# Aim of the task
From the entries, copy every line that carries the string "JSON".

# Provided data
###

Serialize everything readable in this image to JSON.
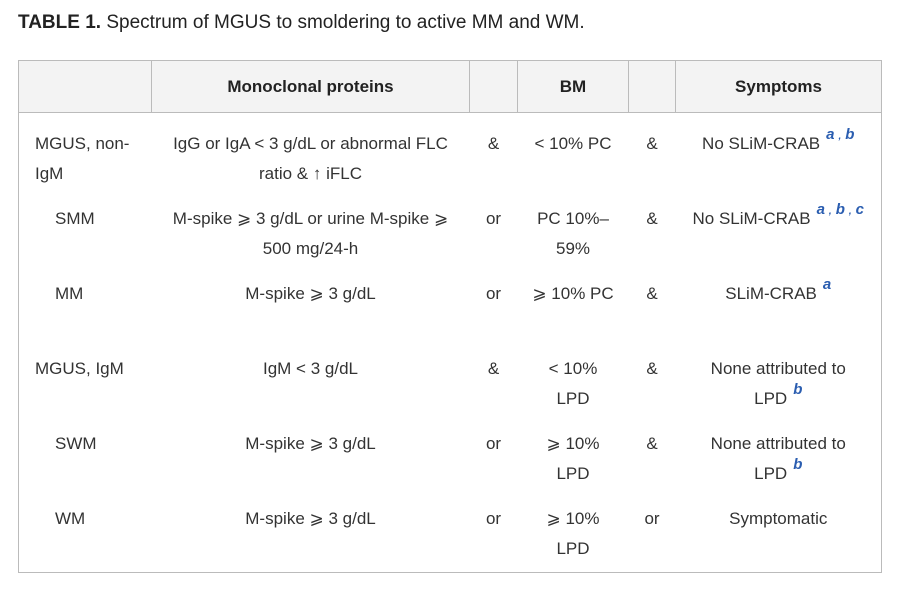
{
  "title": {
    "label": "TABLE 1.",
    "text": "Spectrum of MGUS to smoldering to active MM and WM."
  },
  "table": {
    "header": [
      "Monoclonal proteins",
      "BM",
      "Symptoms"
    ],
    "note_separator": ",",
    "rows": [
      {
        "label": "MGUS, non-IgM",
        "proteins": "IgG or IgA < 3 g/dL or abnormal FLC ratio & ↑ iFLC",
        "op1": "&",
        "bm": "< 10% PC",
        "op2": "&",
        "symptoms": "No SLiM-CRAB",
        "notes": [
          "a",
          "b"
        ]
      },
      {
        "label": "SMM",
        "proteins": "M-spike ⩾ 3 g/dL or urine M-spike ⩾ 500 mg/24-h",
        "op1": "or",
        "bm": "PC 10%–59%",
        "op2": "&",
        "symptoms": "No SLiM-CRAB",
        "notes": [
          "a",
          "b",
          "c"
        ]
      },
      {
        "label": "MM",
        "proteins": "M-spike ⩾ 3 g/dL",
        "op1": "or",
        "bm": "⩾ 10% PC",
        "op2": "&",
        "symptoms": "SLiM-CRAB",
        "notes": [
          "a"
        ]
      },
      {
        "label": "MGUS, IgM",
        "proteins": "IgM < 3 g/dL",
        "op1": "&",
        "bm": "< 10% LPD",
        "op2": "&",
        "symptoms": "None attributed to LPD",
        "notes": [
          "b"
        ]
      },
      {
        "label": "SWM",
        "proteins": "M-spike ⩾ 3 g/dL",
        "op1": "or",
        "bm": "⩾ 10% LPD",
        "op2": "&",
        "symptoms": "None attributed to LPD",
        "notes": [
          "b"
        ]
      },
      {
        "label": "WM",
        "proteins": "M-spike ⩾ 3 g/dL",
        "op1": "or",
        "bm": "⩾ 10% LPD",
        "op2": "or",
        "symptoms": "Symptomatic"
      }
    ]
  }
}
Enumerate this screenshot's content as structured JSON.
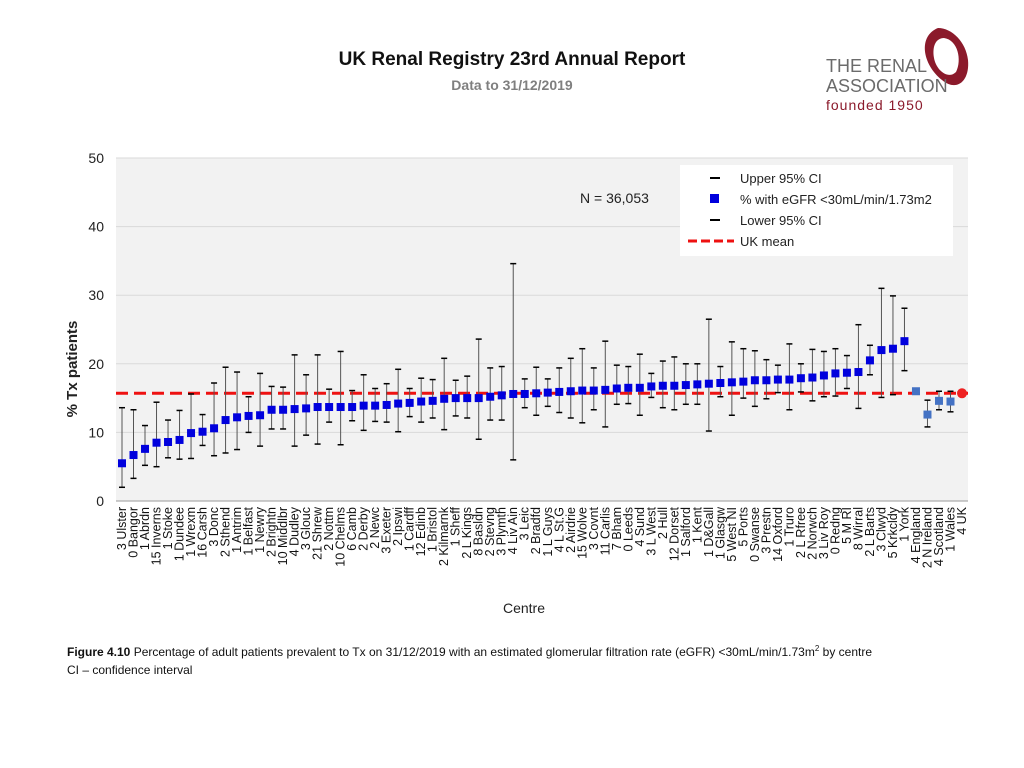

###

# Reply
Serialize everything readable in this image to JSON.
Enumerate this screenshot's content as structured JSON.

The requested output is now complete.